GIVEN DATA:

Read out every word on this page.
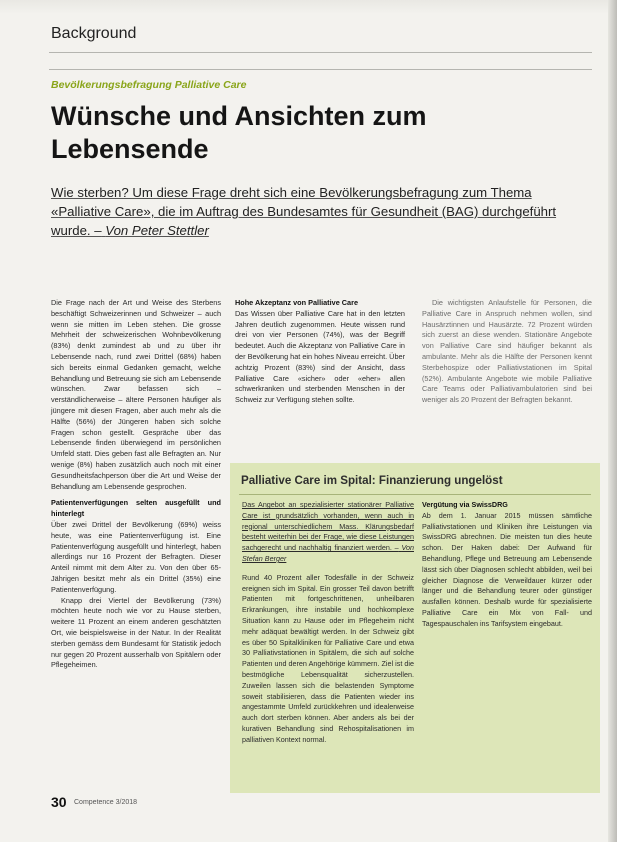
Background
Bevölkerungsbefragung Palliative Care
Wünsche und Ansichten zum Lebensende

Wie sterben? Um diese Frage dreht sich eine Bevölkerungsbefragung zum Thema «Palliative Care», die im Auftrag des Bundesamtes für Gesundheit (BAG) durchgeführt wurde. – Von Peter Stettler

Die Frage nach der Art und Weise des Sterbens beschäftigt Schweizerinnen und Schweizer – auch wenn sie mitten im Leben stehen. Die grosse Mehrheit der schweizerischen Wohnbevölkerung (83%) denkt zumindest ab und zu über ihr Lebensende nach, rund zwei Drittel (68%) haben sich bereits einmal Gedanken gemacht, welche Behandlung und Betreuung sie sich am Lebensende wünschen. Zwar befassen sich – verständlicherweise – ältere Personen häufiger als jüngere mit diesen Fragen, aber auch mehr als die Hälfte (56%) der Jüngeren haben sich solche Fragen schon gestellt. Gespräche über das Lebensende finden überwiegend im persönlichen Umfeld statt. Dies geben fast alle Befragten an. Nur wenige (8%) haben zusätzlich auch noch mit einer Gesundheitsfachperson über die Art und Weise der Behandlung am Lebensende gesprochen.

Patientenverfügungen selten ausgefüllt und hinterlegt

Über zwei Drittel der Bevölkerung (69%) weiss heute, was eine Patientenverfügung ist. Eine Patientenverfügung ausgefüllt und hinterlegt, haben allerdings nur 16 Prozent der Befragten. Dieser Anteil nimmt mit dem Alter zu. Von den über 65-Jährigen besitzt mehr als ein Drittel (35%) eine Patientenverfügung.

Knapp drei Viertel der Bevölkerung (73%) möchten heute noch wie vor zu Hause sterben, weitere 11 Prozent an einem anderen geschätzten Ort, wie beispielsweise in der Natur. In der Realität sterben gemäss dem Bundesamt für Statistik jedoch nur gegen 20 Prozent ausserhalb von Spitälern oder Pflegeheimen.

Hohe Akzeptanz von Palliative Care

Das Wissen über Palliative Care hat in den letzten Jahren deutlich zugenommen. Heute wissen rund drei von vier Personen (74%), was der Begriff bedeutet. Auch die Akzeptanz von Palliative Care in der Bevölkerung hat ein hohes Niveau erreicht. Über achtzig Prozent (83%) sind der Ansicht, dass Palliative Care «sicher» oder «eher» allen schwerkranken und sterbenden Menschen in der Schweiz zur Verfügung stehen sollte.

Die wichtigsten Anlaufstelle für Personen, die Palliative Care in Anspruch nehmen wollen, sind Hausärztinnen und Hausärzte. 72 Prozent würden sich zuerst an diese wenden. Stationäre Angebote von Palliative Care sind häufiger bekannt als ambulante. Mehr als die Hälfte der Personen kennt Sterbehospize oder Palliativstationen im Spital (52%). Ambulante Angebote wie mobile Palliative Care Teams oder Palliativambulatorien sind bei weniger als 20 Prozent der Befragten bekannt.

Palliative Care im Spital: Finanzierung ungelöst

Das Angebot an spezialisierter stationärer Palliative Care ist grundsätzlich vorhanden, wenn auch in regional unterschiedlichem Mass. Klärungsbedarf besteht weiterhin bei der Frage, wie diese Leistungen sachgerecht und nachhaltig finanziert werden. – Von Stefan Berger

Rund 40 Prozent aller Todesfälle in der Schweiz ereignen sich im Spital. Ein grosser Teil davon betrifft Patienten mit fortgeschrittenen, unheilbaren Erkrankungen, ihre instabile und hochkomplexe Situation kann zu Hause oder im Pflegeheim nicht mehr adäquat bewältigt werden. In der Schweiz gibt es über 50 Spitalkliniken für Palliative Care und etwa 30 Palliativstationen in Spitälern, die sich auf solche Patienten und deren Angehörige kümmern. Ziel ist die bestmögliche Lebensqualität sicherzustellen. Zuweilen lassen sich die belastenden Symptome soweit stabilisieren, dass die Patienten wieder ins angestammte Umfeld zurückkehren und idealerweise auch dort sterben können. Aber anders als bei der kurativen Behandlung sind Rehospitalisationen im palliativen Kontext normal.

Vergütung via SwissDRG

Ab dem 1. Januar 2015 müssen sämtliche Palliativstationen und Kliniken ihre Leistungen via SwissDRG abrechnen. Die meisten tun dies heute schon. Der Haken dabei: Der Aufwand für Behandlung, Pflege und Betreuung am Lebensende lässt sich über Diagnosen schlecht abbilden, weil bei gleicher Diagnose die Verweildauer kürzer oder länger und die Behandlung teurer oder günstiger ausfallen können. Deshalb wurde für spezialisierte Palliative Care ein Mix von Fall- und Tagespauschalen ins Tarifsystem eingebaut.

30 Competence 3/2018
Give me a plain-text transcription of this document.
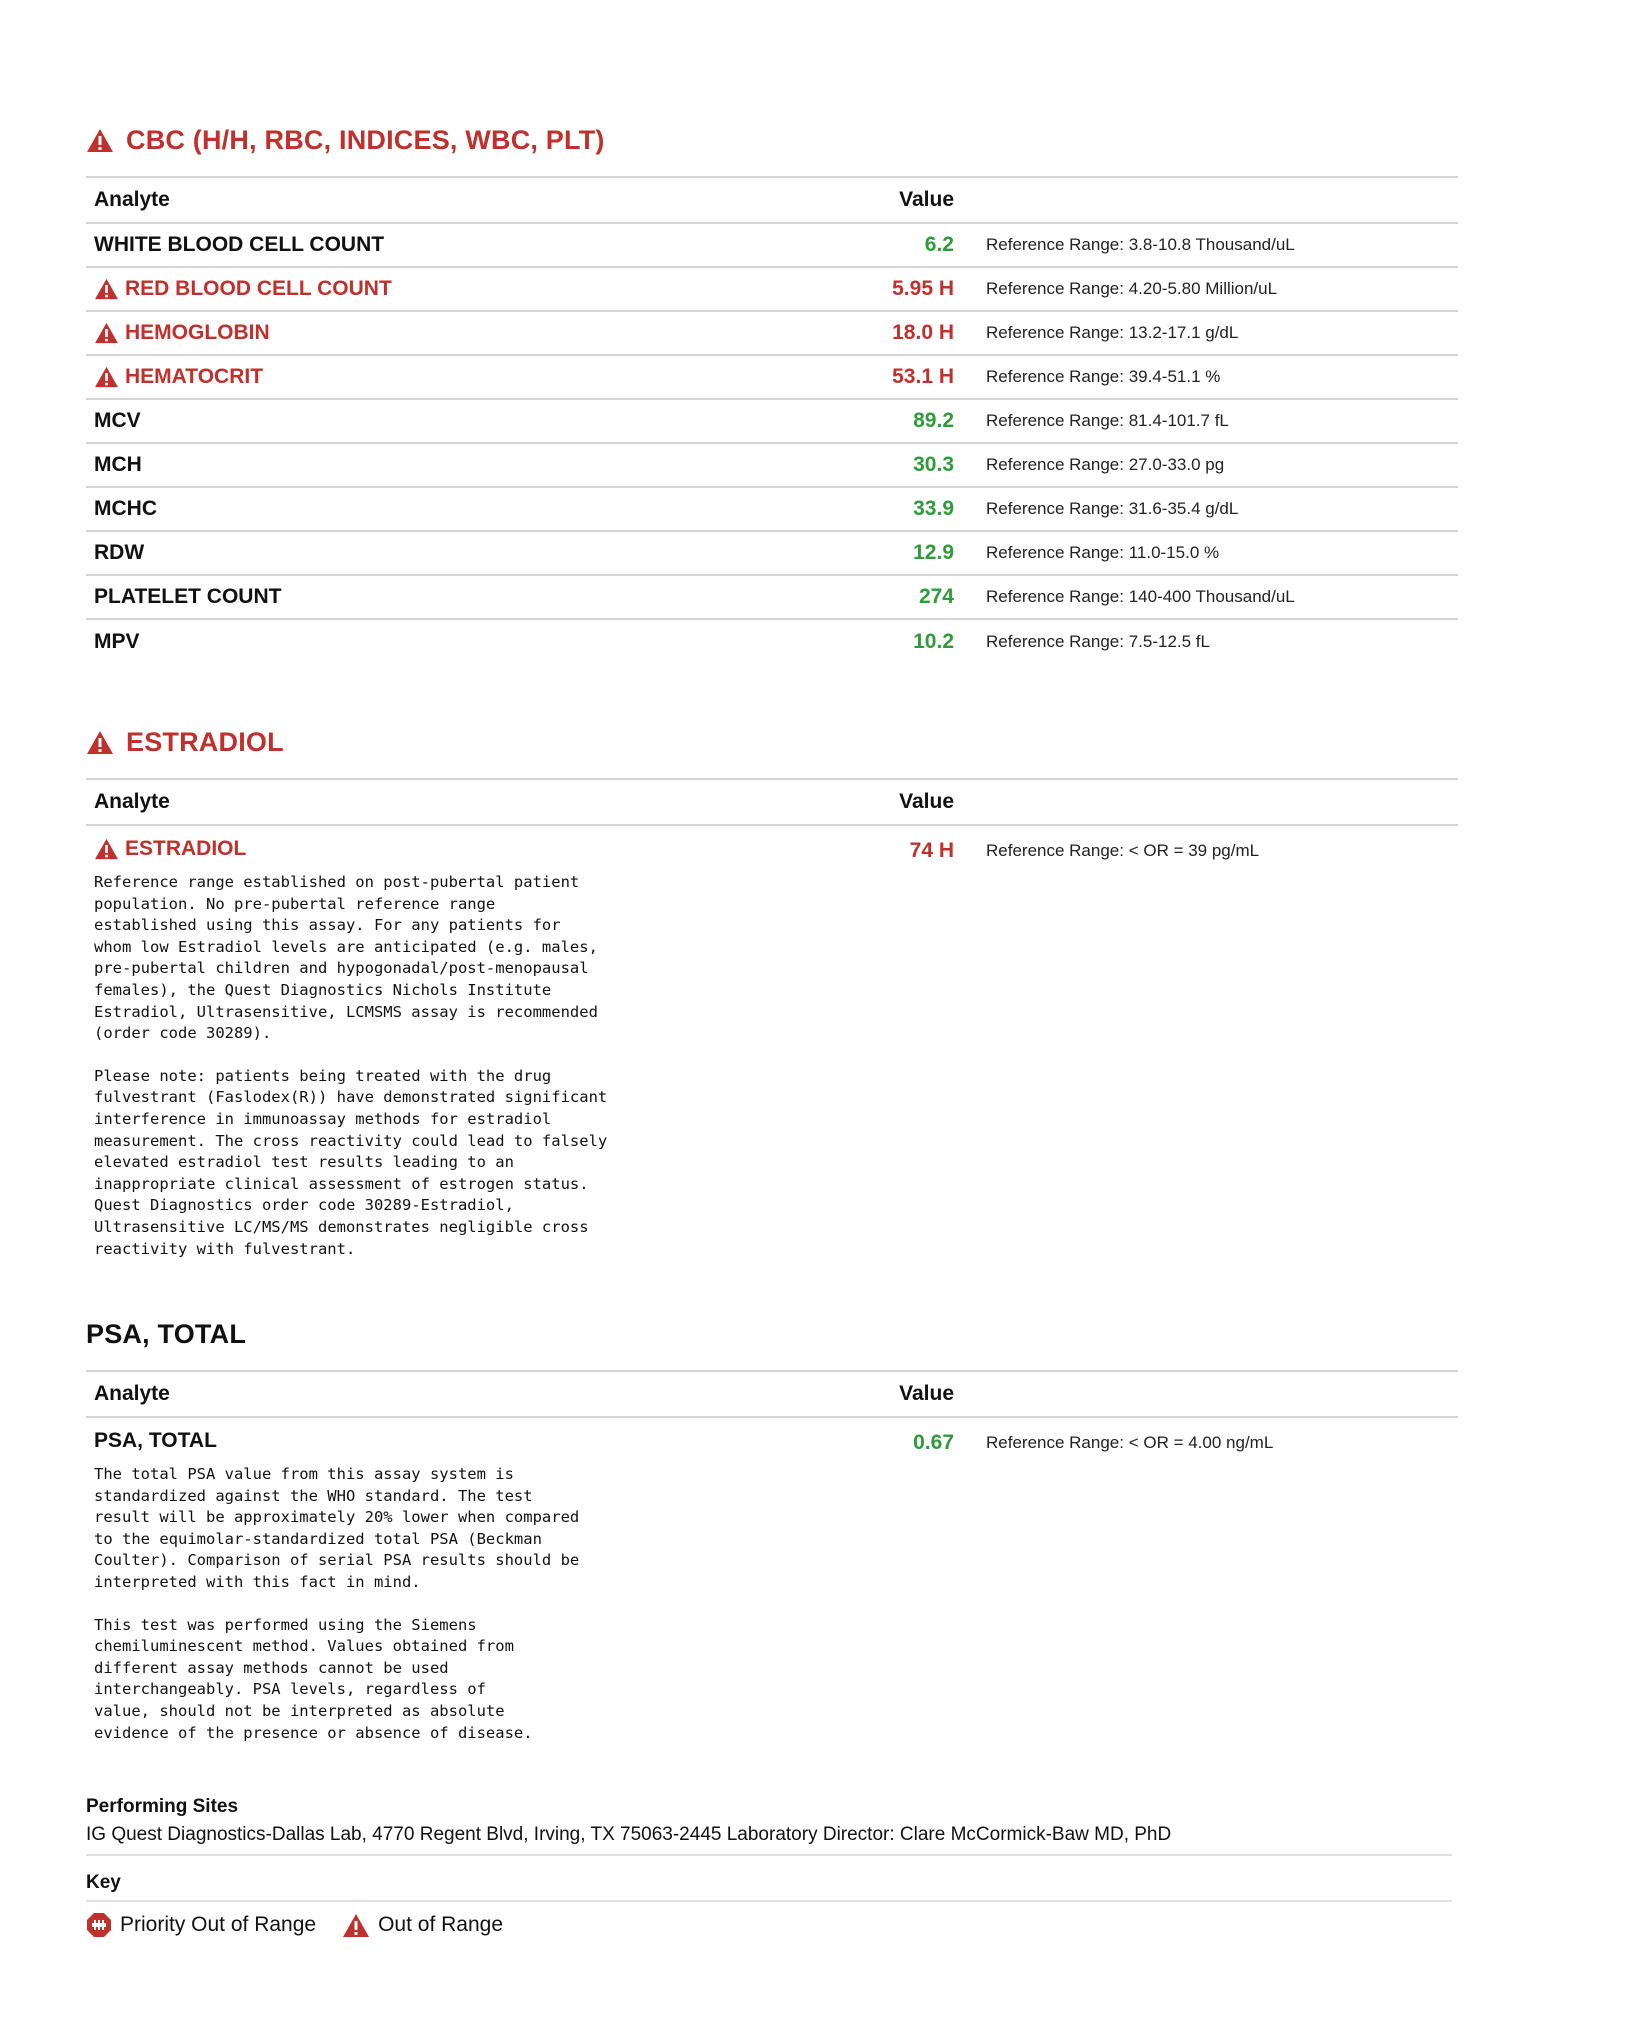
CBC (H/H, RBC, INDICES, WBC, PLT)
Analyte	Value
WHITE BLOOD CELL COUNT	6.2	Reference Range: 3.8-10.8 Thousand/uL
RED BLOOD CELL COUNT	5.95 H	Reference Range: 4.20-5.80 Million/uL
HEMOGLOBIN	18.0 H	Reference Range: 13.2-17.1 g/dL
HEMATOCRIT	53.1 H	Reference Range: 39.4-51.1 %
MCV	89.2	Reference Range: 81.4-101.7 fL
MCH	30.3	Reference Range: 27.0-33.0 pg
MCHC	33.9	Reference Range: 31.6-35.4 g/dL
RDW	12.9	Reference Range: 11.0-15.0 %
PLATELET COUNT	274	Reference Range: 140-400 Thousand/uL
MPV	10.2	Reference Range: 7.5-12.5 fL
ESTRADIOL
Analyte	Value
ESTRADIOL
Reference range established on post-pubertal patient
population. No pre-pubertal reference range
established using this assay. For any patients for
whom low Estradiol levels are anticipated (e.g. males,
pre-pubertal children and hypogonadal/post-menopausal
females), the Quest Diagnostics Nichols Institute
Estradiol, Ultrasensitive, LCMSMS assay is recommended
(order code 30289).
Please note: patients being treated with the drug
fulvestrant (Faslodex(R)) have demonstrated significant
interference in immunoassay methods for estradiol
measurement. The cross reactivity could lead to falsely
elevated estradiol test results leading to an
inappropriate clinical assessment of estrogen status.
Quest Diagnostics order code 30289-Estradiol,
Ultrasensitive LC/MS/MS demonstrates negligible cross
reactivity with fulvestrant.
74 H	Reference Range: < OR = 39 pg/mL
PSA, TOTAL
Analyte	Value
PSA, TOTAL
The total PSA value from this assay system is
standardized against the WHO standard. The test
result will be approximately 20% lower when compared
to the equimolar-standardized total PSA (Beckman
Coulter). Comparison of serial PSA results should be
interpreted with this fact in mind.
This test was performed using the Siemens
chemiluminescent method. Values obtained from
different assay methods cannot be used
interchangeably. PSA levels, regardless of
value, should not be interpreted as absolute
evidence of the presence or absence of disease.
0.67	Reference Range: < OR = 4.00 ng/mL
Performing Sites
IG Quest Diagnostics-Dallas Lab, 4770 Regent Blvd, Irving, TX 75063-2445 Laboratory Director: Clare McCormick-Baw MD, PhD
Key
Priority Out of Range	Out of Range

HOW TO COMPLETE THIS TASK:
Above are the records. Identify each line that contains the word "code".

YOUR SOLUTION:
(order code 30289).
Quest Diagnostics order code 30289-Estradiol,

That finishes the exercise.